SHORT EXERCISE -> Transcribe the records that follow exactly. Skip the pictures.

SOURCE DATA ->
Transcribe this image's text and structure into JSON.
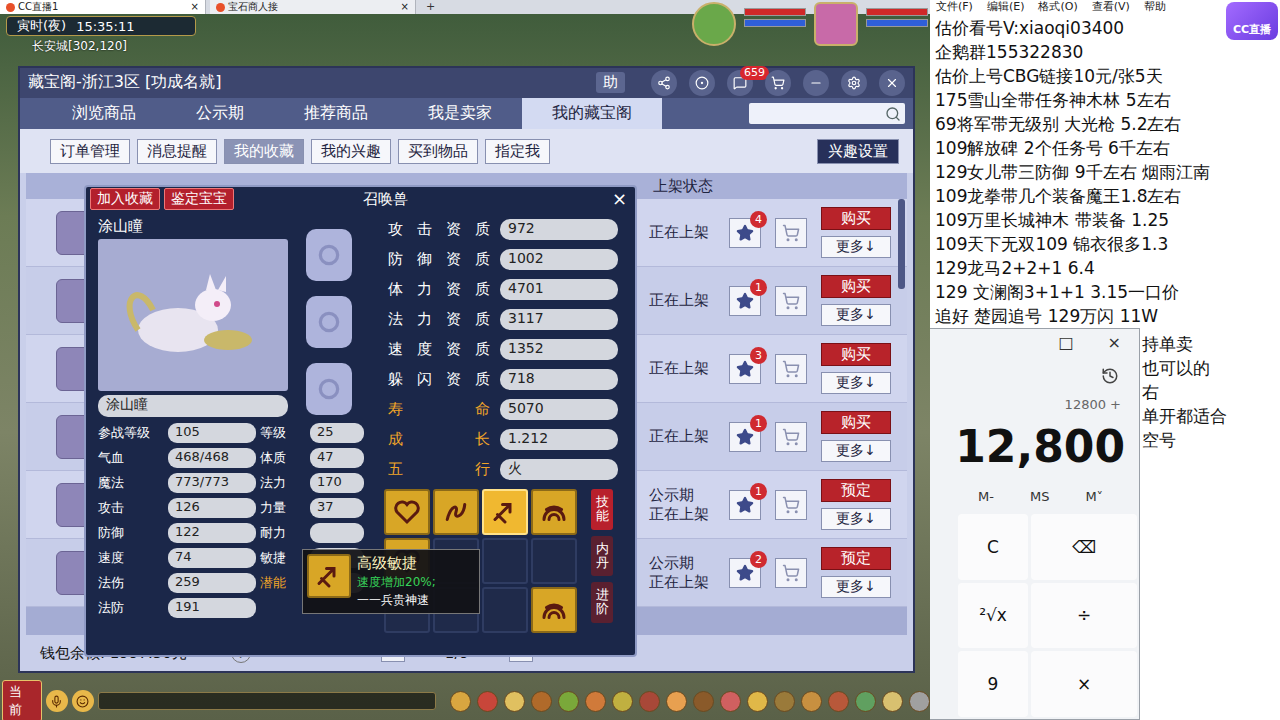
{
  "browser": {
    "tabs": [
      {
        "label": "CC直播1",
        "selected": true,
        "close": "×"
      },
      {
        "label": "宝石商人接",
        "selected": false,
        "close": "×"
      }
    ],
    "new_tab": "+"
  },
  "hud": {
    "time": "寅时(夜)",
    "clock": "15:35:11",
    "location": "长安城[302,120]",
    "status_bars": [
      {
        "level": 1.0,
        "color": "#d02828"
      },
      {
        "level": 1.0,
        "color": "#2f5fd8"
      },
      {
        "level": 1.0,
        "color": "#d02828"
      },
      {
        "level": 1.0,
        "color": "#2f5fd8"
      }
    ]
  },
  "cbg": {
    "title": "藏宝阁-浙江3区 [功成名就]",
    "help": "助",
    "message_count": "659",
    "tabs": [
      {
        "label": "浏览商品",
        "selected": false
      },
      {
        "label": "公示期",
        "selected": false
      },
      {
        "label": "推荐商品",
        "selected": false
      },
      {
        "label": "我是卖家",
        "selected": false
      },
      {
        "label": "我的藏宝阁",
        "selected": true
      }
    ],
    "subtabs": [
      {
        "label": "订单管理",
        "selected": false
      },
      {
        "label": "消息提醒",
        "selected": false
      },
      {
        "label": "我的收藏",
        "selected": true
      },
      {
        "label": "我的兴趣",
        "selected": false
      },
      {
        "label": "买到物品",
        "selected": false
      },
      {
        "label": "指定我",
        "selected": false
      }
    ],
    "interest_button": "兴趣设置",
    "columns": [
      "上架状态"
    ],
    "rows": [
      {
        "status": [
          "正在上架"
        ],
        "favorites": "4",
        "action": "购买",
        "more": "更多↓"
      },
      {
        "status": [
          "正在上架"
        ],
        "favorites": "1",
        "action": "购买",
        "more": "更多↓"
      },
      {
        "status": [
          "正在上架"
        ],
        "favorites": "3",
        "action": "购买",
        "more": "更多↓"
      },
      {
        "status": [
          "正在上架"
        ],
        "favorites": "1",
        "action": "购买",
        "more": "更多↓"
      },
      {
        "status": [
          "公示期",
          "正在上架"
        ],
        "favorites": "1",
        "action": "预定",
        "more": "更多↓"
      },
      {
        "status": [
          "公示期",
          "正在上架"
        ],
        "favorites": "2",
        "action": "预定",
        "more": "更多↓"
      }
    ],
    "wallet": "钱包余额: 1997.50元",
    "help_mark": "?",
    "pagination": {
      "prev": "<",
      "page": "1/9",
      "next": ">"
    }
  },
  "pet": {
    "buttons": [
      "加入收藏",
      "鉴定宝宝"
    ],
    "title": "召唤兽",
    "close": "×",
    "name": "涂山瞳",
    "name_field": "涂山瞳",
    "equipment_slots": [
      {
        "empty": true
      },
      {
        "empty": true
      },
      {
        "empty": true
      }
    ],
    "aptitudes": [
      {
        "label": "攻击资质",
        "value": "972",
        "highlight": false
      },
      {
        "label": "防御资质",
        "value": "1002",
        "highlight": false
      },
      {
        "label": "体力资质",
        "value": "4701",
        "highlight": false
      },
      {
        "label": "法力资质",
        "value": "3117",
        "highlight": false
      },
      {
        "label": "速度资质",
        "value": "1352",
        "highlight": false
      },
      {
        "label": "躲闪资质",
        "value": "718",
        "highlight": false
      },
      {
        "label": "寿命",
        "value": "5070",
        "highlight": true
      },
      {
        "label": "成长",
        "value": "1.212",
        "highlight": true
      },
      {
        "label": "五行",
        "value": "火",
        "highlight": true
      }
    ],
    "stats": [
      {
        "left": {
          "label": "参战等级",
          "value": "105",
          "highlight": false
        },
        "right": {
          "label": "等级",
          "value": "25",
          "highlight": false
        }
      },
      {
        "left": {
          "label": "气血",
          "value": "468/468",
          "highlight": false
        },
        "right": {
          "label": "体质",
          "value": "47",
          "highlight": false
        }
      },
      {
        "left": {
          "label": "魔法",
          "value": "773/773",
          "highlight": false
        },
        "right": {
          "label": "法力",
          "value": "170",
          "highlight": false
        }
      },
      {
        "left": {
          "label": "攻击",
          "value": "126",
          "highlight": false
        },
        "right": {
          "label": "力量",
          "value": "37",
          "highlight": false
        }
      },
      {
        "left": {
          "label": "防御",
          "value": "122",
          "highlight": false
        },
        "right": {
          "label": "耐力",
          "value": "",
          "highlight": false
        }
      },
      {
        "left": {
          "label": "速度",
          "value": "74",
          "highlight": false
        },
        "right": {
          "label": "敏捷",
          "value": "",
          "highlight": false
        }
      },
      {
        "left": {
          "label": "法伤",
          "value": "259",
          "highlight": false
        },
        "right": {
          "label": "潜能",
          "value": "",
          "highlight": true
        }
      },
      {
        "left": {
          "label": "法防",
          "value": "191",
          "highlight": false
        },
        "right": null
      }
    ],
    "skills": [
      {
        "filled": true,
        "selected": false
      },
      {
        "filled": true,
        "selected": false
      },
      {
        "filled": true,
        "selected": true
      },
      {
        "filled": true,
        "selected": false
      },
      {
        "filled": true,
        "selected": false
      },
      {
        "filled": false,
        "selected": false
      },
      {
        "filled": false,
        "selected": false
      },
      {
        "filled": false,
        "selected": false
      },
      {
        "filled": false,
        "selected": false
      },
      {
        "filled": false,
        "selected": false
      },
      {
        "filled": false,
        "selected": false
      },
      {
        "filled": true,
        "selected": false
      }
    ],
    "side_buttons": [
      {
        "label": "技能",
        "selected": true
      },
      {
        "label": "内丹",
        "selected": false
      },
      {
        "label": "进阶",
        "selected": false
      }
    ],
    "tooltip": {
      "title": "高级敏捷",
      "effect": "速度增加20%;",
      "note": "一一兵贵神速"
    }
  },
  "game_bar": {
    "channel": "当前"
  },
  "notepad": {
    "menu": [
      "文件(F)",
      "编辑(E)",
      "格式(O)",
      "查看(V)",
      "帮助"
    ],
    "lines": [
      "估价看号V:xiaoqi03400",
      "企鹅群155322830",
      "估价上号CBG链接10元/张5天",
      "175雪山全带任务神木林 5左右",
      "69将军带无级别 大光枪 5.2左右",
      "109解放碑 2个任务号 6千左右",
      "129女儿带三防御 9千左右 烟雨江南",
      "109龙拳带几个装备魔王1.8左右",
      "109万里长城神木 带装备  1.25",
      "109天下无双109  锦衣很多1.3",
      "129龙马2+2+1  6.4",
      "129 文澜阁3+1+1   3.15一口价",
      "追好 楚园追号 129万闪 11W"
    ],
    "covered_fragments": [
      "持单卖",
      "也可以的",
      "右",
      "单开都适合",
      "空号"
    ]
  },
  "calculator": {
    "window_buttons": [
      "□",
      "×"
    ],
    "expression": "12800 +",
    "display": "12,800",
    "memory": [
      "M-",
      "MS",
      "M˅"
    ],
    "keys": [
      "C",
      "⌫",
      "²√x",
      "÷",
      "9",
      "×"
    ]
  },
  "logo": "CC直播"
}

OUTPUT OF THE EXERCISE ->
Transcribe this image's text and structure into JSON.
{
  "browser": {
    "tabs": [
      {
        "label": "CC直播1",
        "selected": true,
        "close": "×"
      },
      {
        "label": "宝石商人接",
        "selected": false,
        "close": "×"
      }
    ],
    "new_tab": "+"
  },
  "hud": {
    "time": "寅时(夜)",
    "clock": "15:35:11",
    "location": "长安城[302,120]",
    "status_bars": [
      {
        "level": 1.0,
        "color": "#d02828"
      },
      {
        "level": 1.0,
        "color": "#2f5fd8"
      },
      {
        "level": 1.0,
        "color": "#d02828"
      },
      {
        "level": 1.0,
        "color": "#2f5fd8"
      }
    ]
  },
  "cbg": {
    "title": "藏宝阁-浙江3区 [功成名就]",
    "help": "助",
    "message_count": "659",
    "tabs": [
      {
        "label": "浏览商品",
        "selected": false
      },
      {
        "label": "公示期",
        "selected": false
      },
      {
        "label": "推荐商品",
        "selected": false
      },
      {
        "label": "我是卖家",
        "selected": false
      },
      {
        "label": "我的藏宝阁",
        "selected": true
      }
    ],
    "subtabs": [
      {
        "label": "订单管理",
        "selected": false
      },
      {
        "label": "消息提醒",
        "selected": false
      },
      {
        "label": "我的收藏",
        "selected": true
      },
      {
        "label": "我的兴趣",
        "selected": false
      },
      {
        "label": "买到物品",
        "selected": false
      },
      {
        "label": "指定我",
        "selected": false
      }
    ],
    "interest_button": "兴趣设置",
    "columns": [
      "上架状态"
    ],
    "rows": [
      {
        "status": [
          "正在上架"
        ],
        "favorites": "4",
        "action": "购买",
        "more": "更多↓"
      },
      {
        "status": [
          "正在上架"
        ],
        "favorites": "1",
        "action": "购买",
        "more": "更多↓"
      },
      {
        "status": [
          "正在上架"
        ],
        "favorites": "3",
        "action": "购买",
        "more": "更多↓"
      },
      {
        "status": [
          "正在上架"
        ],
        "favorites": "1",
        "action": "购买",
        "more": "更多↓"
      },
      {
        "status": [
          "公示期",
          "正在上架"
        ],
        "favorites": "1",
        "action": "预定",
        "more": "更多↓"
      },
      {
        "status": [
          "公示期",
          "正在上架"
        ],
        "favorites": "2",
        "action": "预定",
        "more": "更多↓"
      }
    ],
    "wallet": "钱包余额: 1997.50元",
    "help_mark": "?",
    "pagination": {
      "prev": "<",
      "page": "1/9",
      "next": ">"
    }
  },
  "pet": {
    "buttons": [
      "加入收藏",
      "鉴定宝宝"
    ],
    "title": "召唤兽",
    "close": "×",
    "name": "涂山瞳",
    "name_field": "涂山瞳",
    "equipment_slots": [
      {
        "empty": true
      },
      {
        "empty": true
      },
      {
        "empty": true
      }
    ],
    "aptitudes": [
      {
        "label": "攻击资质",
        "value": "972",
        "highlight": false
      },
      {
        "label": "防御资质",
        "value": "1002",
        "highlight": false
      },
      {
        "label": "体力资质",
        "value": "4701",
        "highlight": false
      },
      {
        "label": "法力资质",
        "value": "3117",
        "highlight": false
      },
      {
        "label": "速度资质",
        "value": "1352",
        "highlight": false
      },
      {
        "label": "躲闪资质",
        "value": "718",
        "highlight": false
      },
      {
        "label": "寿命",
        "value": "5070",
        "highlight": true
      },
      {
        "label": "成长",
        "value": "1.212",
        "highlight": true
      },
      {
        "label": "五行",
        "value": "火",
        "highlight": true
      }
    ],
    "stats": [
      {
        "left": {
          "label": "参战等级",
          "value": "105",
          "highlight": false
        },
        "right": {
          "label": "等级",
          "value": "25",
          "highlight": false
        }
      },
      {
        "left": {
          "label": "气血",
          "value": "468/468",
          "highlight": false
        },
        "right": {
          "label": "体质",
          "value": "47",
          "highlight": false
        }
      },
      {
        "left": {
          "label": "魔法",
          "value": "773/773",
          "highlight": false
        },
        "right": {
          "label": "法力",
          "value": "170",
          "highlight": false
        }
      },
      {
        "left": {
          "label": "攻击",
          "value": "126",
          "highlight": false
        },
        "right": {
          "label": "力量",
          "value": "37",
          "highlight": false
        }
      },
      {
        "left": {
          "label": "防御",
          "value": "122",
          "highlight": false
        },
        "right": {
          "label": "耐力",
          "value": "",
          "highlight": false
        }
      },
      {
        "left": {
          "label": "速度",
          "value": "74",
          "highlight": false
        },
        "right": {
          "label": "敏捷",
          "value": "",
          "highlight": false
        }
      },
      {
        "left": {
          "label": "法伤",
          "value": "259",
          "highlight": false
        },
        "right": {
          "label": "潜能",
          "value": "",
          "highlight": true
        }
      },
      {
        "left": {
          "label": "法防",
          "value": "191",
          "highlight": false
        },
        "right": null
      }
    ],
    "skills": [
      {
        "filled": true,
        "selected": false
      },
      {
        "filled": true,
        "selected": false
      },
      {
        "filled": true,
        "selected": true
      },
      {
        "filled": true,
        "selected": false
      },
      {
        "filled": true,
        "selected": false
      },
      {
        "filled": false,
        "selected": false
      },
      {
        "filled": false,
        "selected": false
      },
      {
        "filled": false,
        "selected": false
      },
      {
        "filled": false,
        "selected": false
      },
      {
        "filled": false,
        "selected": false
      },
      {
        "filled": false,
        "selected": false
      },
      {
        "filled": true,
        "selected": false
      }
    ],
    "side_buttons": [
      {
        "label": "技能",
        "selected": true
      },
      {
        "label": "内丹",
        "selected": false
      },
      {
        "label": "进阶",
        "selected": false
      }
    ],
    "tooltip": {
      "title": "高级敏捷",
      "effect": "速度增加20%;",
      "note": "一一兵贵神速"
    }
  },
  "game_bar": {
    "channel": "当前"
  },
  "notepad": {
    "menu": [
      "文件(F)",
      "编辑(E)",
      "格式(O)",
      "查看(V)",
      "帮助"
    ],
    "lines": [
      "估价看号V:xiaoqi03400",
      "企鹅群155322830",
      "估价上号CBG链接10元/张5天",
      "175雪山全带任务神木林 5左右",
      "69将军带无级别 大光枪 5.2左右",
      "109解放碑 2个任务号 6千左右",
      "129女儿带三防御 9千左右 烟雨江南",
      "109龙拳带几个装备魔王1.8左右",
      "109万里长城神木 带装备  1.25",
      "109天下无双109  锦衣很多1.3",
      "129龙马2+2+1  6.4",
      "129 文澜阁3+1+1   3.15一口价",
      "追好 楚园追号 129万闪 11W"
    ],
    "covered_fragments": [
      "持单卖",
      "也可以的",
      "右",
      "单开都适合",
      "空号"
    ]
  },
  "calculator": {
    "window_buttons": [
      "□",
      "×"
    ],
    "expression": "12800 +",
    "display": "12,800",
    "memory": [
      "M-",
      "MS",
      "M˅"
    ],
    "keys": [
      "C",
      "⌫",
      "²√x",
      "÷",
      "9",
      "×"
    ]
  },
  "logo": "CC直播"
}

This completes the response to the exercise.